>> BEGIN Record extracts

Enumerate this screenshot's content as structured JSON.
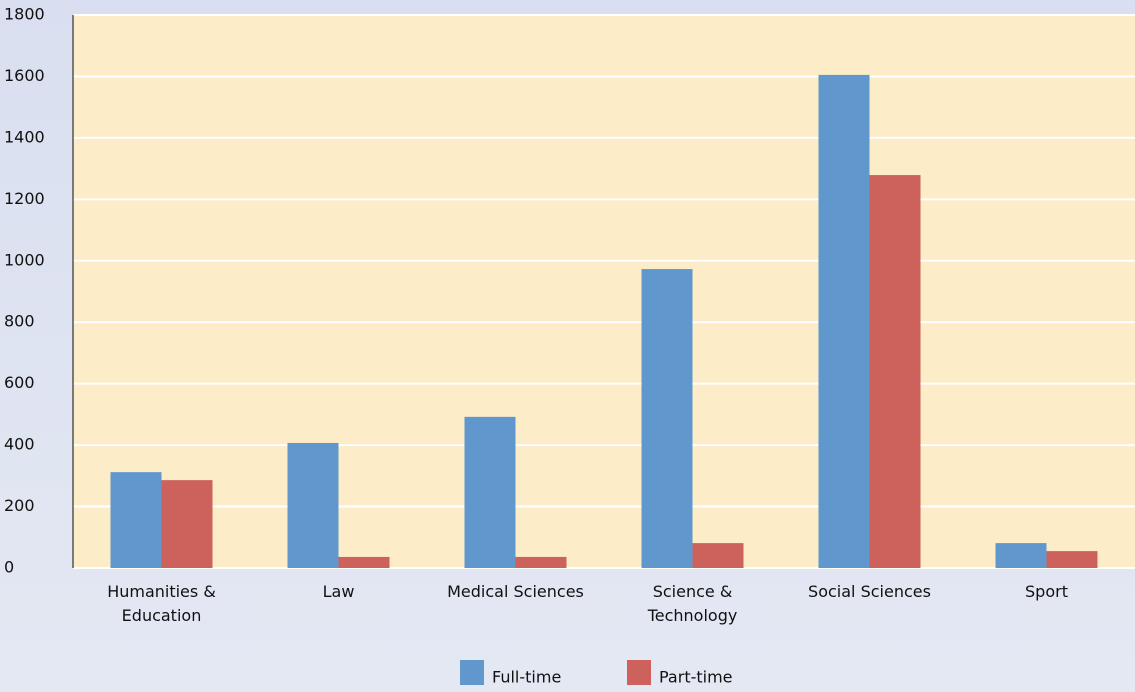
{
  "chart_data": {
    "type": "bar",
    "categories": [
      "Humanities & Education",
      "Law",
      "Medical Sciences",
      "Science & Technology",
      "Social Sciences",
      "Sport"
    ],
    "series": [
      {
        "name": "Full-time",
        "color": "#6097cc",
        "values": [
          312,
          407,
          492,
          973,
          1605,
          81
        ]
      },
      {
        "name": "Part-time",
        "color": "#cd625c",
        "values": [
          286,
          36,
          36,
          81,
          1279,
          55
        ]
      }
    ],
    "ylim": [
      0,
      1800
    ],
    "yticks": [
      0,
      200,
      400,
      600,
      800,
      1000,
      1200,
      1400,
      1600,
      1800
    ],
    "grid": true,
    "legend": "bottom"
  }
}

>> END Record extracts

**Task requirements**: Set down all the entries exactly as they appear, but skip any pictures.

**Solution to this exercise**:
Enumerate this screenshot's content as structured JSON.
{
  "chart_data": {
    "type": "bar",
    "categories": [
      "Humanities & Education",
      "Law",
      "Medical Sciences",
      "Science & Technology",
      "Social Sciences",
      "Sport"
    ],
    "series": [
      {
        "name": "Full-time",
        "color": "#6097cc",
        "values": [
          312,
          407,
          492,
          973,
          1605,
          81
        ]
      },
      {
        "name": "Part-time",
        "color": "#cd625c",
        "values": [
          286,
          36,
          36,
          81,
          1279,
          55
        ]
      }
    ],
    "ylim": [
      0,
      1800
    ],
    "yticks": [
      0,
      200,
      400,
      600,
      800,
      1000,
      1200,
      1400,
      1600,
      1800
    ],
    "grid": true,
    "legend": "bottom"
  }
}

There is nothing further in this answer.